» SOURCE MATERIAL:
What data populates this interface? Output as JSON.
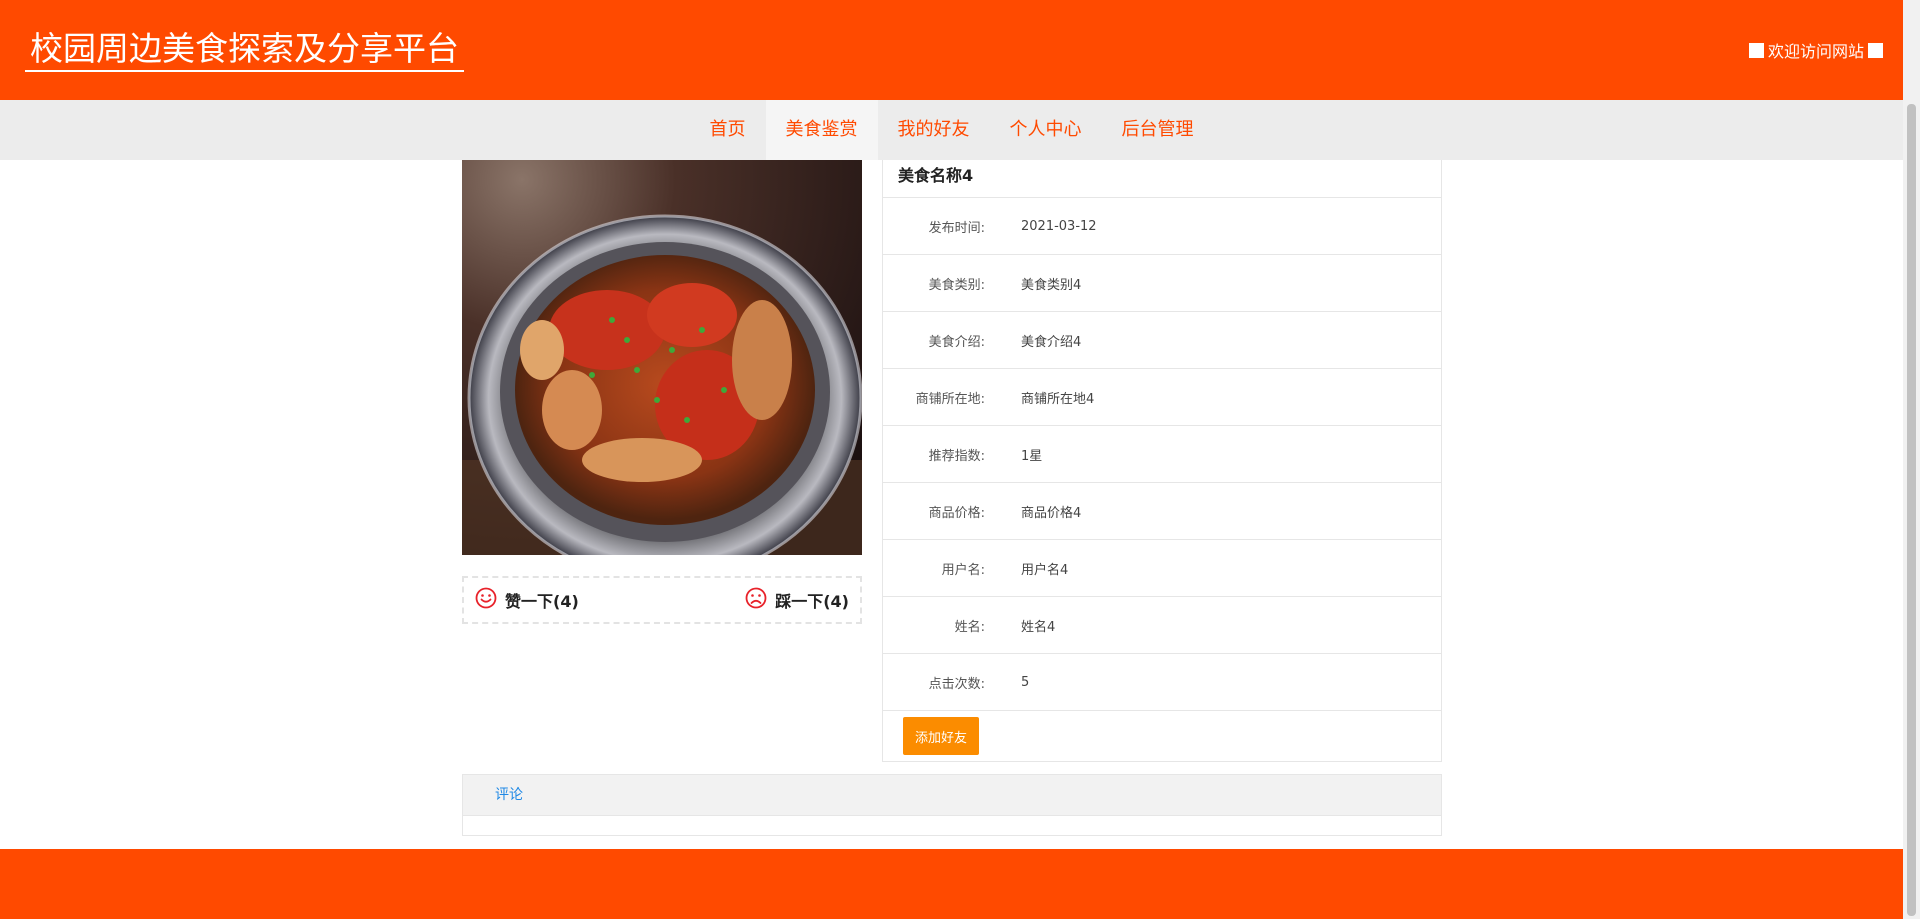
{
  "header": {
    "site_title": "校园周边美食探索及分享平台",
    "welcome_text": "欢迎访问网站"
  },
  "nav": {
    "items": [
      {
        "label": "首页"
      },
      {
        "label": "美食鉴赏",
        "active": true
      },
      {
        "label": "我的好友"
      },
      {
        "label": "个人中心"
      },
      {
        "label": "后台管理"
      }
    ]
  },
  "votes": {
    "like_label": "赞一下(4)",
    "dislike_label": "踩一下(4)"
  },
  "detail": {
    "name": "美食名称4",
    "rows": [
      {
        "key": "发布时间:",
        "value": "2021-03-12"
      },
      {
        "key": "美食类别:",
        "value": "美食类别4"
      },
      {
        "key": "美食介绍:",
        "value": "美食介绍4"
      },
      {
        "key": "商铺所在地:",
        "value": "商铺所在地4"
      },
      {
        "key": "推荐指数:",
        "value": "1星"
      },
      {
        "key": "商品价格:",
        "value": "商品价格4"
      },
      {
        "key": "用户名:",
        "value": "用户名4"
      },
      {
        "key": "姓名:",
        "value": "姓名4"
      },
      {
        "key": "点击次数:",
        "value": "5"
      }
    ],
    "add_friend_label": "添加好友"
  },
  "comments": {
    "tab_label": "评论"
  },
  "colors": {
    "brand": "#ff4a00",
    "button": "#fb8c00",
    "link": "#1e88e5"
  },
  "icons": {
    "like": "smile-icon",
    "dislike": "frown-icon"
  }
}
* * *
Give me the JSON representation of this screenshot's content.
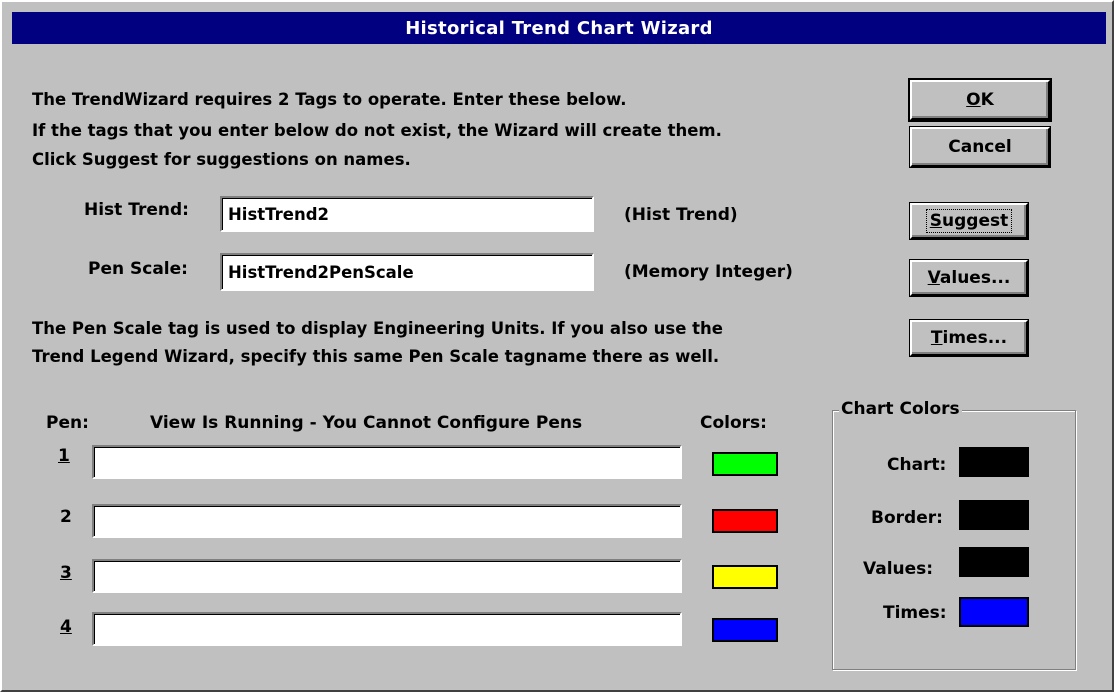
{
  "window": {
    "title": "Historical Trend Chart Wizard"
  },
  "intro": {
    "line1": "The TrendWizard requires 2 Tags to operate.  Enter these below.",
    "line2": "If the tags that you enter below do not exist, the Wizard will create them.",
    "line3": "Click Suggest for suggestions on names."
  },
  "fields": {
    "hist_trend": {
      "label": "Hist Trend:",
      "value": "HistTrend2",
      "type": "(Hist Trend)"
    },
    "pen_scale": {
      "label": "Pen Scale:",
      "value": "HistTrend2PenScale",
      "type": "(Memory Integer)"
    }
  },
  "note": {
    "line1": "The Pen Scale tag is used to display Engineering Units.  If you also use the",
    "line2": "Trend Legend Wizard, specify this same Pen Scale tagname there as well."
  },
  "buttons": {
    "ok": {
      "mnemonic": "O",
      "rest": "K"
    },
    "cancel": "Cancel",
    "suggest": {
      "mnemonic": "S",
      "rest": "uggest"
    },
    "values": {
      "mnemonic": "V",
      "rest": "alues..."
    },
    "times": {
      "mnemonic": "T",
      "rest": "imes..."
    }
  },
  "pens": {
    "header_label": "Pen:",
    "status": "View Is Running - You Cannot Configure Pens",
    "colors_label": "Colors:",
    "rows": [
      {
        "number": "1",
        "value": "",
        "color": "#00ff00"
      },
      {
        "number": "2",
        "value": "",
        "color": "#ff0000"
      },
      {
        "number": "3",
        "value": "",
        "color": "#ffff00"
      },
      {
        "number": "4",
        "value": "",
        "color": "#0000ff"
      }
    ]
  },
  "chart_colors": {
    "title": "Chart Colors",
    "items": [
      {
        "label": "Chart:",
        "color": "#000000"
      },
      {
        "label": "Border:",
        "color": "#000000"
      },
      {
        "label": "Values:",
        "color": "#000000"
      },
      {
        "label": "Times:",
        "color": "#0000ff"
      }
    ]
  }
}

» AIM: Return each line with "JSON".

» SOLUTION TO THIS PROBLEM:
What data populates this interface? Output as JSON.
Give me the JSON representation of this screenshot's content.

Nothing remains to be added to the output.